## Work to do
The records below must be transcribed exactly. Do not include the pictures.

Items from a dataset
....

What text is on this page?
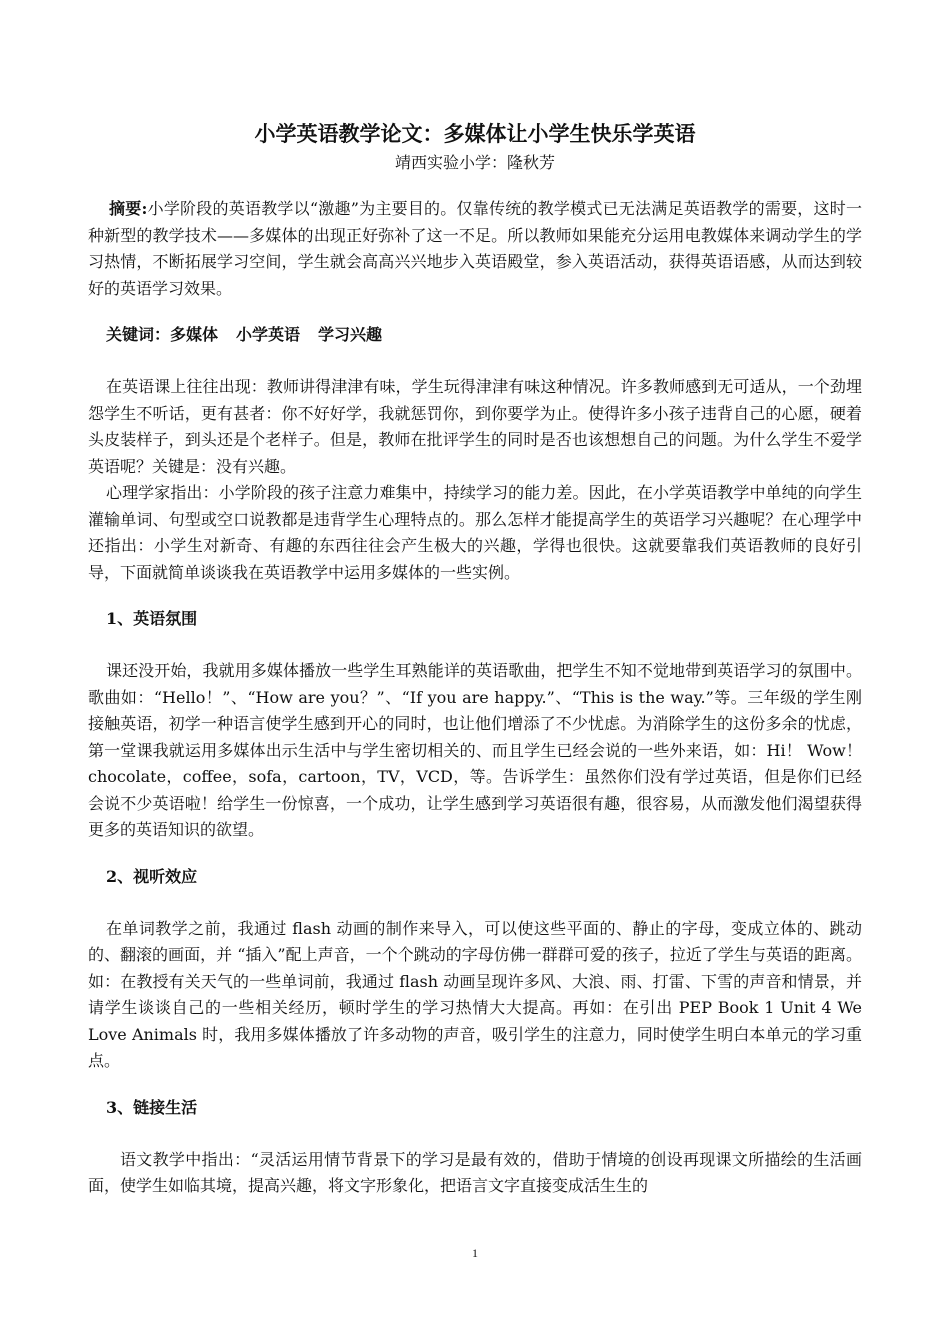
小学英语教学论文：多媒体让小学生快乐学英语
靖西实验小学：隆秋芳

摘要:小学阶段的英语教学以“激趣”为主要目的。仅靠传统的教学模式已无法满足英语教学的需要，这时一种新型的教学技术——多媒体的出现正好弥补了这一不足。所以教师如果能充分运用电教媒体来调动学生的学习热情，不断拓展学习空间，学生就会高高兴兴地步入英语殿堂，参入英语活动，获得英语语感，从而达到较好的英语学习效果。

关键词：多媒体 小学英语 学习兴趣

在英语课上往往出现：教师讲得津津有味，学生玩得津津有味这种情况。许多教师感到无可适从，一个劲埋怨学生不听话，更有甚者：你不好好学，我就惩罚你，到你要学为止。使得许多小孩子违背自己的心愿，硬着头皮装样子，到头还是个老样子。但是，教师在批评学生的同时是否也该想想自己的问题。为什么学生不爱学英语呢？关键是：没有兴趣。

心理学家指出：小学阶段的孩子注意力难集中，持续学习的能力差。因此，在小学英语教学中单纯的向学生灌输单词、句型或空口说教都是违背学生心理特点的。那么怎样才能提高学生的英语学习兴趣呢？在心理学中还指出：小学生对新奇、有趣的东西往往会产生极大的兴趣，学得也很快。这就要靠我们英语教师的良好引导，下面就简单谈谈我在英语教学中运用多媒体的一些实例。

1、英语氛围

课还没开始，我就用多媒体播放一些学生耳熟能详的英语歌曲，把学生不知不觉地带到英语学习的氛围中。歌曲如：“Hello！”、“How are you？”、“If you are happy.”、“This is the way.”等。三年级的学生刚接触英语，初学一种语言使学生感到开心的同时，也让他们增添了不少忧虑。为消除学生的这份多余的忧虑，第一堂课我就运用多媒体出示生活中与学生密切相关的、而且学生已经会说的一些外来语，如：Hi！ Wow！ chocolate，coffee，sofa，cartoon，TV，VCD，等。告诉学生：虽然你们没有学过英语，但是你们已经会说不少英语啦！给学生一份惊喜，一个成功，让学生感到学习英语很有趣，很容易，从而激发他们渴望获得更多的英语知识的欲望。

2、视听效应

在单词教学之前，我通过 flash 动画的制作来导入，可以使这些平面的、静止的字母，变成立体的、跳动的、翻滚的画面，并 “插入”配上声音，一个个跳动的字母仿佛一群群可爱的孩子，拉近了学生与英语的距离。如：在教授有关天气的一些单词前，我通过 flash 动画呈现许多风、大浪、雨、打雷、下雪的声音和情景，并请学生谈谈自己的一些相关经历，顿时学生的学习热情大大提高。再如：在引出 PEP Book 1 Unit 4 We Love Animals 时，我用多媒体播放了许多动物的声音，吸引学生的注意力，同时使学生明白本单元的学习重点。

3、链接生活

语文教学中指出：“灵活运用情节背景下的学习是最有效的，借助于情境的创设再现课文所描绘的生活画面，使学生如临其境，提高兴趣，将文字形象化，把语言文字直接变成活生生的

1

....

## Completed task
What text is on this page?
小学英语教学论文：多媒体让小学生快乐学英语
靖西实验小学：隆秋芳

摘要:小学阶段的英语教学以“激趣”为主要目的。仅靠传统的教学模式已无法满足英语教学的需要，这时一种新型的教学技术——多媒体的出现正好弥补了这一不足。所以教师如果能充分运用电教媒体来调动学生的学习热情，不断拓展学习空间，学生就会高高兴兴地步入英语殿堂，参入英语活动，获得英语语感，从而达到较好的英语学习效果。

关键词：多媒体 小学英语 学习兴趣

在英语课上往往出现：教师讲得津津有味，学生玩得津津有味这种情况。许多教师感到无可适从，一个劲埋怨学生不听话，更有甚者：你不好好学，我就惩罚你，到你要学为止。使得许多小孩子违背自己的心愿，硬着头皮装样子，到头还是个老样子。但是，教师在批评学生的同时是否也该想想自己的问题。为什么学生不爱学英语呢？关键是：没有兴趣。

心理学家指出：小学阶段的孩子注意力难集中，持续学习的能力差。因此，在小学英语教学中单纯的向学生灌输单词、句型或空口说教都是违背学生心理特点的。那么怎样才能提高学生的英语学习兴趣呢？在心理学中还指出：小学生对新奇、有趣的东西往往会产生极大的兴趣，学得也很快。这就要靠我们英语教师的良好引导，下面就简单谈谈我在英语教学中运用多媒体的一些实例。

1、英语氛围

课还没开始，我就用多媒体播放一些学生耳熟能详的英语歌曲，把学生不知不觉地带到英语学习的氛围中。歌曲如：“Hello！”、“How are you？”、“If you are happy.”、“This is the way.”等。三年级的学生刚接触英语，初学一种语言使学生感到开心的同时，也让他们增添了不少忧虑。为消除学生的这份多余的忧虑，第一堂课我就运用多媒体出示生活中与学生密切相关的、而且学生已经会说的一些外来语，如：Hi！ Wow！ chocolate，coffee，sofa，cartoon，TV，VCD，等。告诉学生：虽然你们没有学过英语，但是你们已经会说不少英语啦！给学生一份惊喜，一个成功，让学生感到学习英语很有趣，很容易，从而激发他们渴望获得更多的英语知识的欲望。

2、视听效应

在单词教学之前，我通过 flash 动画的制作来导入，可以使这些平面的、静止的字母，变成立体的、跳动的、翻滚的画面，并 “插入”配上声音，一个个跳动的字母仿佛一群群可爱的孩子，拉近了学生与英语的距离。如：在教授有关天气的一些单词前，我通过 flash 动画呈现许多风、大浪、雨、打雷、下雪的声音和情景，并请学生谈谈自己的一些相关经历，顿时学生的学习热情大大提高。再如：在引出 PEP Book 1 Unit 4 We Love Animals 时，我用多媒体播放了许多动物的声音，吸引学生的注意力，同时使学生明白本单元的学习重点。

3、链接生活

语文教学中指出：“灵活运用情节背景下的学习是最有效的，借助于情境的创设再现课文所描绘的生活画面，使学生如临其境，提高兴趣，将文字形象化，把语言文字直接变成活生生的

1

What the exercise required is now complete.